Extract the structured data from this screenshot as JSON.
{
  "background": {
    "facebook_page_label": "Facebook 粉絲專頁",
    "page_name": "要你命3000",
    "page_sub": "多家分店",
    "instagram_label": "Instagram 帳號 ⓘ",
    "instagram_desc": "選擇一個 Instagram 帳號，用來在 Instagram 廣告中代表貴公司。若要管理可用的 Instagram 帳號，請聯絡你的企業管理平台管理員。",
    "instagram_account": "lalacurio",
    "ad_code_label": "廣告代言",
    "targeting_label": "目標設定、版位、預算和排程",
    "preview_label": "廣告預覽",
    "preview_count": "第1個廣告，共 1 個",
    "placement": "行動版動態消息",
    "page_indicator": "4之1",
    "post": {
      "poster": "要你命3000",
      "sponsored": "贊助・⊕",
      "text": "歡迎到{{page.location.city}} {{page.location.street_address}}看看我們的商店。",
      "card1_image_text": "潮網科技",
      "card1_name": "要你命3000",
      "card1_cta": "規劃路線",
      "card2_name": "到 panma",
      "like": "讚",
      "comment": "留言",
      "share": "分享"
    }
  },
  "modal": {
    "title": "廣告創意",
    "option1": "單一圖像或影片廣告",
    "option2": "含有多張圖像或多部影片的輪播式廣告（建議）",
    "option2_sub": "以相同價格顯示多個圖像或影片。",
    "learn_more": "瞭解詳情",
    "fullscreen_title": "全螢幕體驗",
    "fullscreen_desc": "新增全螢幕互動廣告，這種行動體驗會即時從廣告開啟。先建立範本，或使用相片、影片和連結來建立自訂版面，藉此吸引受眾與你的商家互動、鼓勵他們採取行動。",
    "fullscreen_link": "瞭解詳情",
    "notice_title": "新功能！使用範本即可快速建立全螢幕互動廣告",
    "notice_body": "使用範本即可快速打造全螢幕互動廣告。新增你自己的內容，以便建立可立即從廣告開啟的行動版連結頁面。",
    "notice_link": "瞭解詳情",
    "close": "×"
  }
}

..........

* **What you will do**
Restate the records, all of them, precisely as written.

* **Output for this task**
Extract the structured data from this screenshot as JSON.
{
  "background": {
    "facebook_page_label": "Facebook 粉絲專頁",
    "page_name": "要你命3000",
    "page_sub": "多家分店",
    "instagram_label": "Instagram 帳號 ⓘ",
    "instagram_desc": "選擇一個 Instagram 帳號，用來在 Instagram 廣告中代表貴公司。若要管理可用的 Instagram 帳號，請聯絡你的企業管理平台管理員。",
    "instagram_account": "lalacurio",
    "ad_code_label": "廣告代言",
    "targeting_label": "目標設定、版位、預算和排程",
    "preview_label": "廣告預覽",
    "preview_count": "第1個廣告，共 1 個",
    "placement": "行動版動態消息",
    "page_indicator": "4之1",
    "post": {
      "poster": "要你命3000",
      "sponsored": "贊助・⊕",
      "text": "歡迎到{{page.location.city}} {{page.location.street_address}}看看我們的商店。",
      "card1_image_text": "潮網科技",
      "card1_name": "要你命3000",
      "card1_cta": "規劃路線",
      "card2_name": "到 panma",
      "like": "讚",
      "comment": "留言",
      "share": "分享"
    }
  },
  "modal": {
    "title": "廣告創意",
    "option1": "單一圖像或影片廣告",
    "option2": "含有多張圖像或多部影片的輪播式廣告（建議）",
    "option2_sub": "以相同價格顯示多個圖像或影片。",
    "learn_more": "瞭解詳情",
    "fullscreen_title": "全螢幕體驗",
    "fullscreen_desc": "新增全螢幕互動廣告，這種行動體驗會即時從廣告開啟。先建立範本，或使用相片、影片和連結來建立自訂版面，藉此吸引受眾與你的商家互動、鼓勵他們採取行動。",
    "fullscreen_link": "瞭解詳情",
    "notice_title": "新功能！使用範本即可快速建立全螢幕互動廣告",
    "notice_body": "使用範本即可快速打造全螢幕互動廣告。新增你自己的內容，以便建立可立即從廣告開啟的行動版連結頁面。",
    "notice_link": "瞭解詳情",
    "close": "×"
  }
}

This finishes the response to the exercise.